EXERCISE PROMPT: Skip the pictures. Repeat everything else in the records word for word.

[Items listed in a dataset]
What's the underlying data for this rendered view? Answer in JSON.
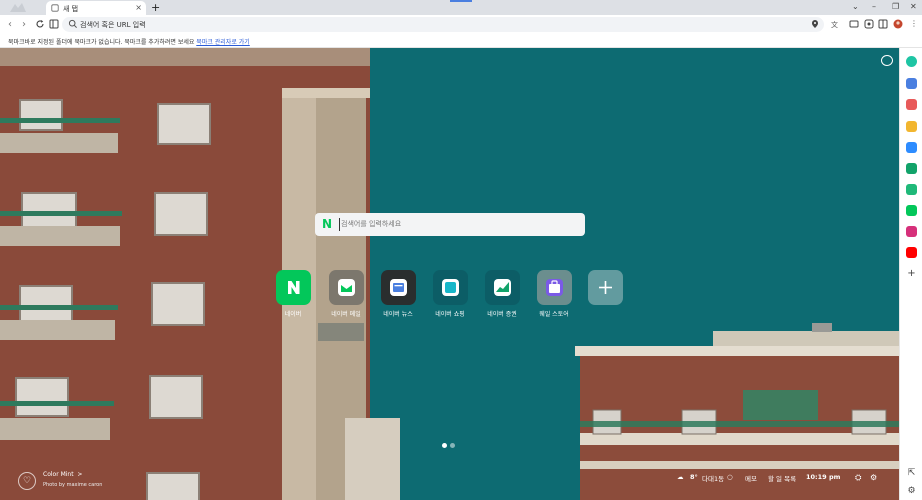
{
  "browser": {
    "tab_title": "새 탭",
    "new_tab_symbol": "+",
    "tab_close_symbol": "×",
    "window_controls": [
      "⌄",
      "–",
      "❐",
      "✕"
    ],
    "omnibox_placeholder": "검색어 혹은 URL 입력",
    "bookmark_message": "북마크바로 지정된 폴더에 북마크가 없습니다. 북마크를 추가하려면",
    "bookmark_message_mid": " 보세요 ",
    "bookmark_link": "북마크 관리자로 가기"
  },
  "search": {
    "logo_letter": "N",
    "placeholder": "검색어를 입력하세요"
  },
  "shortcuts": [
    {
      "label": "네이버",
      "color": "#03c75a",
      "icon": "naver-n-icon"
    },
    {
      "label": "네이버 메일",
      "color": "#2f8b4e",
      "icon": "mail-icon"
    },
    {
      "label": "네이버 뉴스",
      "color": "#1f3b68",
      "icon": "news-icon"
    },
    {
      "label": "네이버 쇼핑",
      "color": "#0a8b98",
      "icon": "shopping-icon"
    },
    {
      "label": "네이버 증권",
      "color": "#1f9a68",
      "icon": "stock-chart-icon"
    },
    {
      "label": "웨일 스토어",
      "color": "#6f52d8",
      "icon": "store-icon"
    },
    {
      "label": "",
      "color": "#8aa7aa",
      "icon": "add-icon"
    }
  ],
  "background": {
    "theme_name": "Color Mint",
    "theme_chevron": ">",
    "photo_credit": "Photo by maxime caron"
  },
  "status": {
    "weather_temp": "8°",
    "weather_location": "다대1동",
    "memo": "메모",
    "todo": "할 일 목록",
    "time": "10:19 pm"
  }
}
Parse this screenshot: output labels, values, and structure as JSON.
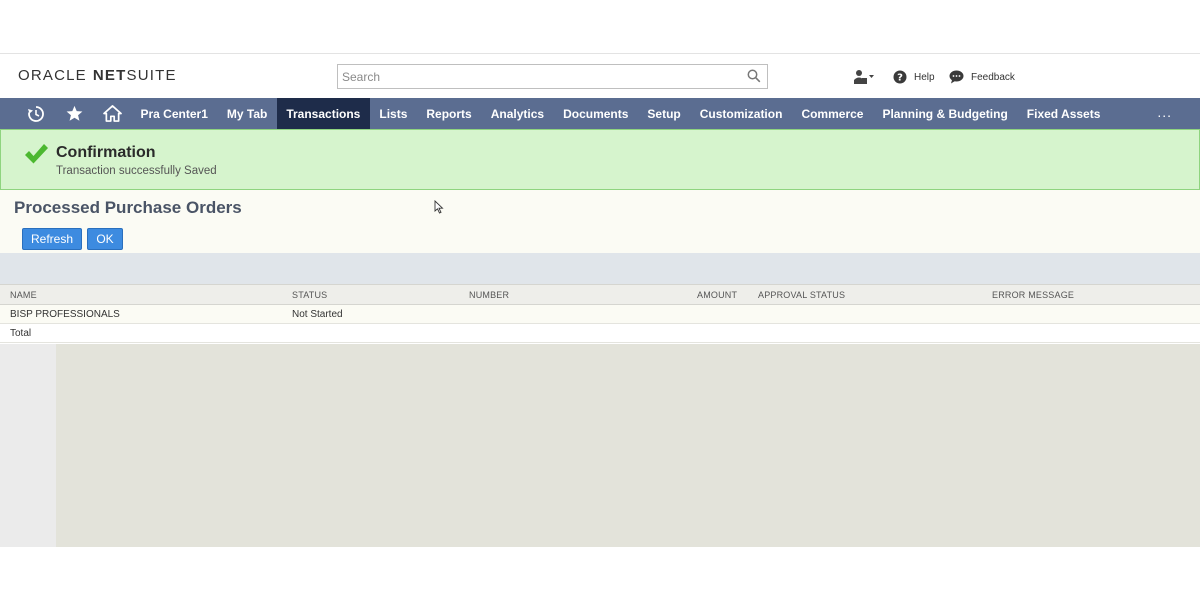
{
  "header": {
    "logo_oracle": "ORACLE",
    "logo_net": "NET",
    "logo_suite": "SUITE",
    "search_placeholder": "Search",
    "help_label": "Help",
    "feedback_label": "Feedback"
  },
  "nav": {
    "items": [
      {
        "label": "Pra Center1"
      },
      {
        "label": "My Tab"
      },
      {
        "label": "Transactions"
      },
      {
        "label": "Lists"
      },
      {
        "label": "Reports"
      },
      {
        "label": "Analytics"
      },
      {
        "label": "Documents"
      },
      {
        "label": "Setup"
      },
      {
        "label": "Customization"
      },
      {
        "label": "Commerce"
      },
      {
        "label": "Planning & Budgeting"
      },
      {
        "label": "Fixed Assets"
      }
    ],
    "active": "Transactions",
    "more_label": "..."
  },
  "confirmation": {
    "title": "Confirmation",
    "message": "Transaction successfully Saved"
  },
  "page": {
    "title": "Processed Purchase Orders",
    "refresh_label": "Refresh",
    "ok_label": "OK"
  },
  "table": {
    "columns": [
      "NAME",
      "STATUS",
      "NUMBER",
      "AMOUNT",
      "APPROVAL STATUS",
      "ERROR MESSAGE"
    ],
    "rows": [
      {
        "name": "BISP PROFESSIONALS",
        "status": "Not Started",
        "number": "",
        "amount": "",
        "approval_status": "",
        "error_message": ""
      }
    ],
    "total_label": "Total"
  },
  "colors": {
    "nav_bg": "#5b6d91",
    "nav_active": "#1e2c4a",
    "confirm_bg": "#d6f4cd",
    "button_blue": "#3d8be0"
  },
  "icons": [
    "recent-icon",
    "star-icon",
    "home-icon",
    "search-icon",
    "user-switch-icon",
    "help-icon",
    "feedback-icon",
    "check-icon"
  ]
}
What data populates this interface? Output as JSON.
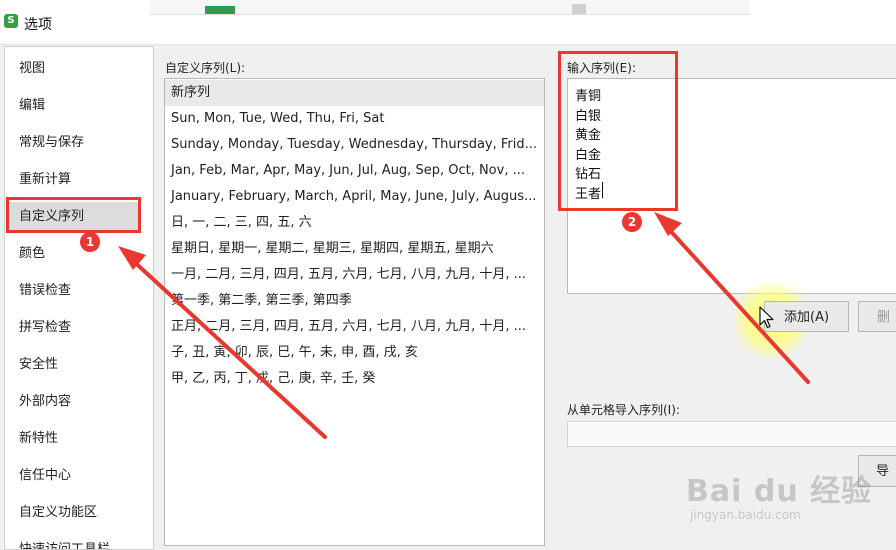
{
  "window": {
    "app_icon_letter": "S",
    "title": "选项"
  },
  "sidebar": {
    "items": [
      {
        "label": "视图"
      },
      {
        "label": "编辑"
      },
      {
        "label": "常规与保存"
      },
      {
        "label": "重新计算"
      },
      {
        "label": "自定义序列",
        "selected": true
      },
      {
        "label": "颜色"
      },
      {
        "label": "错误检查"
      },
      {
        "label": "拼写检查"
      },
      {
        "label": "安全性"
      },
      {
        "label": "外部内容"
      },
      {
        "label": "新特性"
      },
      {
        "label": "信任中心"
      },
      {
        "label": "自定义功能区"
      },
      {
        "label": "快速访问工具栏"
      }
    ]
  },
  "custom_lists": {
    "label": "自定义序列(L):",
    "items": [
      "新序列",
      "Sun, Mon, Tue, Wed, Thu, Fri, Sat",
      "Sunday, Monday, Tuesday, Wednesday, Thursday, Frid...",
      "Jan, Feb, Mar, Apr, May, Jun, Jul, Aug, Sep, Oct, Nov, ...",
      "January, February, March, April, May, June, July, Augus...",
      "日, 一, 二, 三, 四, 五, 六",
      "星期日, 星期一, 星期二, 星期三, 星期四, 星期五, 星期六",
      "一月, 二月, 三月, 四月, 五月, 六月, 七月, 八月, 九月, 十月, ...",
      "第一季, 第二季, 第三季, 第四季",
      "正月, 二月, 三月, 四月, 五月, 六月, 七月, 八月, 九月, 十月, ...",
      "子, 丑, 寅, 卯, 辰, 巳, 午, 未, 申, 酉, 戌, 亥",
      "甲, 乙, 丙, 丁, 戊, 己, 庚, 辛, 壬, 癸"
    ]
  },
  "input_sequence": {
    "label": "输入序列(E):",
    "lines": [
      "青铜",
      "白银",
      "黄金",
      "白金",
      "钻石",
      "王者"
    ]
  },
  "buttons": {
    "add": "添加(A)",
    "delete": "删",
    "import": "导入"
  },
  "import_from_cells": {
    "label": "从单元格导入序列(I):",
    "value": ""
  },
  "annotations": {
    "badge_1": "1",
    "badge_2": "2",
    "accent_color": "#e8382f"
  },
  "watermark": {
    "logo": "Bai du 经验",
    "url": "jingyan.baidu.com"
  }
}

RESPONSE:
What's the underlying data for this rendered view? Answer in JSON.
{
  "browser": {
    "tab_title": "새 탭",
    "new_tab_symbol": "+",
    "tab_close_symbol": "×",
    "window_controls": [
      "⌄",
      "–",
      "❐",
      "✕"
    ],
    "omnibox_placeholder": "검색어 혹은 URL 입력",
    "bookmark_message": "북마크바로 지정된 폴더에 북마크가 없습니다. 북마크를 추가하려면",
    "bookmark_message_mid": " 보세요 ",
    "bookmark_link": "북마크 관리자로 가기"
  },
  "search": {
    "logo_letter": "N",
    "placeholder": "검색어를 입력하세요"
  },
  "shortcuts": [
    {
      "label": "네이버",
      "color": "#03c75a",
      "icon": "naver-n-icon"
    },
    {
      "label": "네이버 메일",
      "color": "#2f8b4e",
      "icon": "mail-icon"
    },
    {
      "label": "네이버 뉴스",
      "color": "#1f3b68",
      "icon": "news-icon"
    },
    {
      "label": "네이버 쇼핑",
      "color": "#0a8b98",
      "icon": "shopping-icon"
    },
    {
      "label": "네이버 증권",
      "color": "#1f9a68",
      "icon": "stock-chart-icon"
    },
    {
      "label": "웨일 스토어",
      "color": "#6f52d8",
      "icon": "store-icon"
    },
    {
      "label": "",
      "color": "#8aa7aa",
      "icon": "add-icon"
    }
  ],
  "background": {
    "theme_name": "Color Mint",
    "theme_chevron": ">",
    "photo_credit": "Photo by maxime caron"
  },
  "status": {
    "weather_temp": "8°",
    "weather_location": "다대1동",
    "memo": "메모",
    "todo": "할 일 목록",
    "time": "10:19 pm"
  }
}
Parse this screenshot: output labels, values, and structure as JSON.
{
  "header": {
    "logo_oracle": "ORACLE",
    "logo_net": "NET",
    "logo_suite": "SUITE",
    "search_placeholder": "Search",
    "help_label": "Help",
    "feedback_label": "Feedback"
  },
  "nav": {
    "items": [
      {
        "label": "Pra Center1"
      },
      {
        "label": "My Tab"
      },
      {
        "label": "Transactions"
      },
      {
        "label": "Lists"
      },
      {
        "label": "Reports"
      },
      {
        "label": "Analytics"
      },
      {
        "label": "Documents"
      },
      {
        "label": "Setup"
      },
      {
        "label": "Customization"
      },
      {
        "label": "Commerce"
      },
      {
        "label": "Planning & Budgeting"
      },
      {
        "label": "Fixed Assets"
      }
    ],
    "active": "Transactions",
    "more_label": "..."
  },
  "confirmation": {
    "title": "Confirmation",
    "message": "Transaction successfully Saved"
  },
  "page": {
    "title": "Processed Purchase Orders",
    "refresh_label": "Refresh",
    "ok_label": "OK"
  },
  "table": {
    "columns": [
      "NAME",
      "STATUS",
      "NUMBER",
      "AMOUNT",
      "APPROVAL STATUS",
      "ERROR MESSAGE"
    ],
    "rows": [
      {
        "name": "BISP PROFESSIONALS",
        "status": "Not Started",
        "number": "",
        "amount": "",
        "approval_status": "",
        "error_message": ""
      }
    ],
    "total_label": "Total"
  },
  "colors": {
    "nav_bg": "#5b6d91",
    "nav_active": "#1e2c4a",
    "confirm_bg": "#d6f4cd",
    "button_blue": "#3d8be0"
  },
  "icons": [
    "recent-icon",
    "star-icon",
    "home-icon",
    "search-icon",
    "user-switch-icon",
    "help-icon",
    "feedback-icon",
    "check-icon"
  ]
}
What data populates this interface? Output as JSON.
{
  "window": {
    "app_icon_letter": "S",
    "title": "选项"
  },
  "sidebar": {
    "items": [
      {
        "label": "视图"
      },
      {
        "label": "编辑"
      },
      {
        "label": "常规与保存"
      },
      {
        "label": "重新计算"
      },
      {
        "label": "自定义序列",
        "selected": true
      },
      {
        "label": "颜色"
      },
      {
        "label": "错误检查"
      },
      {
        "label": "拼写检查"
      },
      {
        "label": "安全性"
      },
      {
        "label": "外部内容"
      },
      {
        "label": "新特性"
      },
      {
        "label": "信任中心"
      },
      {
        "label": "自定义功能区"
      },
      {
        "label": "快速访问工具栏"
      }
    ]
  },
  "custom_lists": {
    "label": "自定义序列(L):",
    "items": [
      "新序列",
      "Sun, Mon, Tue, Wed, Thu, Fri, Sat",
      "Sunday, Monday, Tuesday, Wednesday, Thursday, Frid...",
      "Jan, Feb, Mar, Apr, May, Jun, Jul, Aug, Sep, Oct, Nov, ...",
      "January, February, March, April, May, June, July, Augus...",
      "日, 一, 二, 三, 四, 五, 六",
      "星期日, 星期一, 星期二, 星期三, 星期四, 星期五, 星期六",
      "一月, 二月, 三月, 四月, 五月, 六月, 七月, 八月, 九月, 十月, ...",
      "第一季, 第二季, 第三季, 第四季",
      "正月, 二月, 三月, 四月, 五月, 六月, 七月, 八月, 九月, 十月, ...",
      "子, 丑, 寅, 卯, 辰, 巳, 午, 未, 申, 酉, 戌, 亥",
      "甲, 乙, 丙, 丁, 戊, 己, 庚, 辛, 壬, 癸"
    ]
  },
  "input_sequence": {
    "label": "输入序列(E):",
    "lines": [
      "青铜",
      "白银",
      "黄金",
      "白金",
      "钻石",
      "王者"
    ]
  },
  "buttons": {
    "add": "添加(A)",
    "delete": "删",
    "import": "导入"
  },
  "import_from_cells": {
    "label": "从单元格导入序列(I):",
    "value": ""
  },
  "annotations": {
    "badge_1": "1",
    "badge_2": "2",
    "accent_color": "#e8382f"
  },
  "watermark": {
    "logo": "Bai du 经验",
    "url": "jingyan.baidu.com"
  }
}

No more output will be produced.